WHAT THE TASK REQUIRES | Collect all lines from the listing that include the string "deepconv".

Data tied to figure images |
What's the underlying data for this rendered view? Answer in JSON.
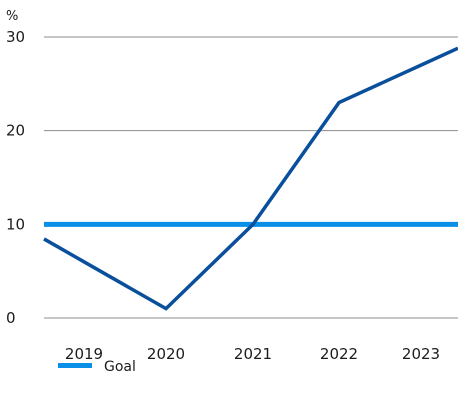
{
  "chart_data": {
    "type": "line",
    "y_unit": "%",
    "categories": [
      "2019",
      "2020",
      "2021",
      "2022",
      "2023"
    ],
    "ylim": [
      0,
      30
    ],
    "yticks": [
      0,
      10,
      20,
      30
    ],
    "grid": "horizontal",
    "series": [
      {
        "values": [
          6,
          1,
          10,
          23,
          27
        ],
        "color": "#0a4f9c"
      }
    ],
    "goal": {
      "name": "Goal",
      "value": 10,
      "color": "#0a8fe8"
    },
    "legend": {
      "placement": "bottom-left"
    }
  }
}
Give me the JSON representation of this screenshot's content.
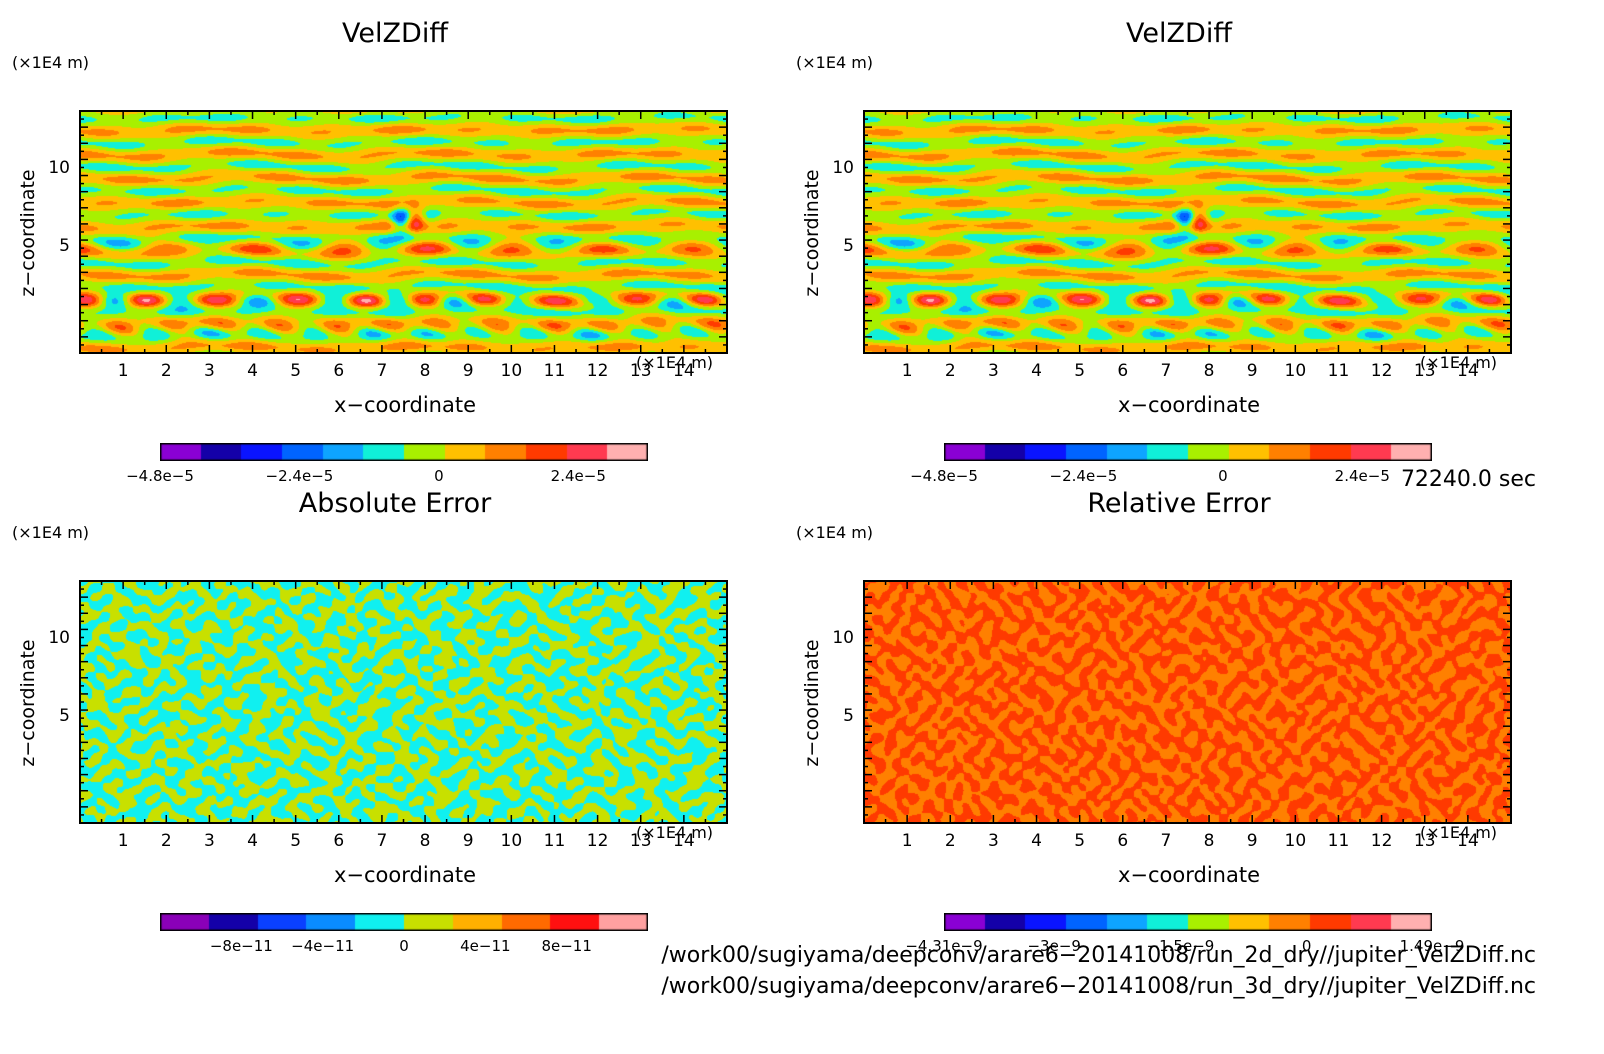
{
  "chart_data": [
    {
      "type": "heatmap",
      "title": "VelZDiff",
      "xlabel": "x−coordinate",
      "ylabel": "z−coordinate",
      "x_unit": "(×1E4 m)",
      "y_unit": "(×1E4 m)",
      "xlim": [
        0,
        15
      ],
      "ylim": [
        0,
        15
      ],
      "xticks": [
        "1",
        "2",
        "3",
        "4",
        "5",
        "6",
        "7",
        "8",
        "9",
        "10",
        "11",
        "12",
        "13",
        "14"
      ],
      "yticks": [
        "5",
        "10"
      ],
      "pattern": "smooth",
      "colorbar": {
        "colors": [
          "#8a00d4",
          "#1400a8",
          "#0a14ff",
          "#0064ff",
          "#0ea4ff",
          "#10f0d8",
          "#a8f000",
          "#ffc000",
          "#ff8000",
          "#ff3a00",
          "#ff3a50",
          "#ffb0b0"
        ],
        "min": -4.8e-05,
        "max": 3.6e-05,
        "labels": [
          {
            "text": "−4.8e−5",
            "value": -4.8e-05
          },
          {
            "text": "−2.4e−5",
            "value": -2.4e-05
          },
          {
            "text": "0",
            "value": 0
          },
          {
            "text": "2.4e−5",
            "value": 2.4e-05
          }
        ]
      }
    },
    {
      "type": "heatmap",
      "title": "VelZDiff",
      "xlabel": "x−coordinate",
      "ylabel": "z−coordinate",
      "x_unit": "(×1E4 m)",
      "y_unit": "(×1E4 m)",
      "xlim": [
        0,
        15
      ],
      "ylim": [
        0,
        15
      ],
      "xticks": [
        "1",
        "2",
        "3",
        "4",
        "5",
        "6",
        "7",
        "8",
        "9",
        "10",
        "11",
        "12",
        "13",
        "14"
      ],
      "yticks": [
        "5",
        "10"
      ],
      "pattern": "smooth",
      "colorbar": {
        "colors": [
          "#8a00d4",
          "#1400a8",
          "#0a14ff",
          "#0064ff",
          "#0ea4ff",
          "#10f0d8",
          "#a8f000",
          "#ffc000",
          "#ff8000",
          "#ff3a00",
          "#ff3a50",
          "#ffb0b0"
        ],
        "min": -4.8e-05,
        "max": 3.6e-05,
        "labels": [
          {
            "text": "−4.8e−5",
            "value": -4.8e-05
          },
          {
            "text": "−2.4e−5",
            "value": -2.4e-05
          },
          {
            "text": "0",
            "value": 0
          },
          {
            "text": "2.4e−5",
            "value": 2.4e-05
          }
        ]
      }
    },
    {
      "type": "heatmap",
      "title": "Absolute Error",
      "xlabel": "x−coordinate",
      "ylabel": "z−coordinate",
      "x_unit": "(×1E4 m)",
      "y_unit": "(×1E4 m)",
      "xlim": [
        0,
        15
      ],
      "ylim": [
        0,
        15
      ],
      "xticks": [
        "1",
        "2",
        "3",
        "4",
        "5",
        "6",
        "7",
        "8",
        "9",
        "10",
        "11",
        "12",
        "13",
        "14"
      ],
      "yticks": [
        "5",
        "10"
      ],
      "pattern": "noise",
      "dominant_colors": [
        "#10f0f0",
        "#c8e000"
      ],
      "colorbar": {
        "colors": [
          "#8a00b8",
          "#1400a8",
          "#0a40ff",
          "#0a8cff",
          "#10f0f0",
          "#c8e000",
          "#ffb000",
          "#ff6a00",
          "#ff1010",
          "#ffa0a0"
        ],
        "min": -1.2e-10,
        "max": 1.2e-10,
        "labels": [
          {
            "text": "−8e−11",
            "value": -8e-11
          },
          {
            "text": "−4e−11",
            "value": -4e-11
          },
          {
            "text": "0",
            "value": 0
          },
          {
            "text": "4e−11",
            "value": 4e-11
          },
          {
            "text": "8e−11",
            "value": 8e-11
          }
        ]
      }
    },
    {
      "type": "heatmap",
      "title": "Relative Error",
      "xlabel": "x−coordinate",
      "ylabel": "z−coordinate",
      "x_unit": "(×1E4 m)",
      "y_unit": "(×1E4 m)",
      "xlim": [
        0,
        15
      ],
      "ylim": [
        0,
        15
      ],
      "xticks": [
        "1",
        "2",
        "3",
        "4",
        "5",
        "6",
        "7",
        "8",
        "9",
        "10",
        "11",
        "12",
        "13",
        "14"
      ],
      "yticks": [
        "5",
        "10"
      ],
      "pattern": "noise",
      "dominant_colors": [
        "#ff8000",
        "#ff3a00"
      ],
      "colorbar": {
        "colors": [
          "#8a00d4",
          "#1400a8",
          "#0a14ff",
          "#0064ff",
          "#0ea4ff",
          "#10f0d8",
          "#a8f000",
          "#ffc000",
          "#ff8000",
          "#ff3a00",
          "#ff3a50",
          "#ffb0b0"
        ],
        "min": -4.31e-09,
        "max": 1.49e-09,
        "labels": [
          {
            "text": "−4.31e−9",
            "value": -4.31e-09
          },
          {
            "text": "−3e−9",
            "value": -3e-09
          },
          {
            "text": "−1.5e−9",
            "value": -1.5e-09
          },
          {
            "text": "0",
            "value": 0
          },
          {
            "text": "1.49e−9",
            "value": 1.49e-09
          }
        ]
      }
    }
  ],
  "time_label": "72240.0 sec",
  "files": [
    "/work00/sugiyama/deepconv/arare6−20141008/run_2d_dry//jupiter_VelZDiff.nc",
    "/work00/sugiyama/deepconv/arare6−20141008/run_3d_dry//jupiter_VelZDiff.nc"
  ]
}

ANSWER FOR THE TASK |
    "/work00/sugiyama/deepconv/arare6−20141008/run_2d_dry//jupiter_VelZDiff.nc",
    "/work00/sugiyama/deepconv/arare6−20141008/run_3d_dry//jupiter_VelZDiff.nc"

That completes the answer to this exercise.